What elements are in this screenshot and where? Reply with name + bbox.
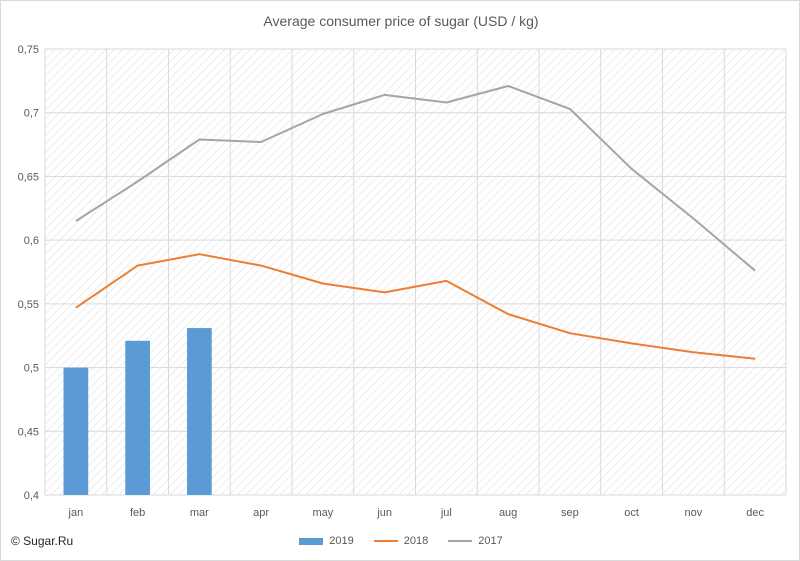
x-tick-label: aug	[499, 507, 517, 519]
x-tick-label: jul	[440, 507, 452, 519]
legend-swatch-2017	[448, 540, 473, 542]
x-tick-label: nov	[685, 507, 703, 519]
x-tick-label: apr	[253, 507, 269, 519]
legend-label-2017: 2017	[478, 535, 503, 547]
chart-plot: 0,4 0,45 0,5 0,55 0,6 0,65 0,7 0,75 jan feb mar apr…	[18, 44, 787, 519]
chart-legend: 2019 2018 2017	[1, 535, 800, 547]
y-tick-label: 0,45	[18, 426, 39, 438]
bar-2019-mar	[187, 328, 212, 495]
x-tick-label: may	[312, 507, 333, 519]
legend-item-2017: 2017	[448, 535, 503, 547]
y-tick-label: 0,55	[18, 299, 39, 311]
x-tick-label: feb	[130, 507, 145, 519]
x-tick-label: dec	[746, 507, 764, 519]
y-tick-label: 0,65	[18, 171, 39, 183]
legend-swatch-2018	[373, 540, 398, 542]
series-line-2018	[75, 253, 756, 360]
legend-label-2018: 2018	[403, 535, 429, 547]
y-tick-label: 0,6	[24, 235, 39, 247]
x-tick-label: oct	[624, 507, 639, 519]
copyright-text: © Sugar.Ru	[11, 534, 74, 548]
x-tick-label: jan	[68, 507, 84, 519]
series-line-2017	[75, 85, 756, 272]
y-tick-label: 0,7	[24, 108, 39, 120]
bar-2019-jan	[63, 367, 89, 495]
x-tick-label: sep	[561, 507, 579, 519]
legend-swatch-2019	[299, 537, 324, 545]
y-tick-label: 0,75	[18, 44, 39, 56]
chart-title: Average consumer price of sugar (USD / k…	[263, 13, 539, 29]
legend-item-2019: 2019	[299, 535, 354, 547]
legend-item-2018: 2018	[373, 535, 429, 547]
legend-label-2019: 2019	[329, 535, 354, 547]
x-tick-label: mar	[190, 507, 209, 519]
y-tick-label: 0,5	[24, 363, 39, 375]
y-tick-label: 0,4	[24, 490, 39, 502]
bar-2019-feb	[125, 340, 150, 495]
x-tick-label: jun	[376, 507, 392, 519]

★ ★ ★

→ WHAT IS EXPECTED: From the items above, pull out every line that contains the string "series" and copy those lines.

→ RIGHT ANSWER:
series-line-2018	[75, 253, 756, 360]
series-line-2017	[75, 85, 756, 272]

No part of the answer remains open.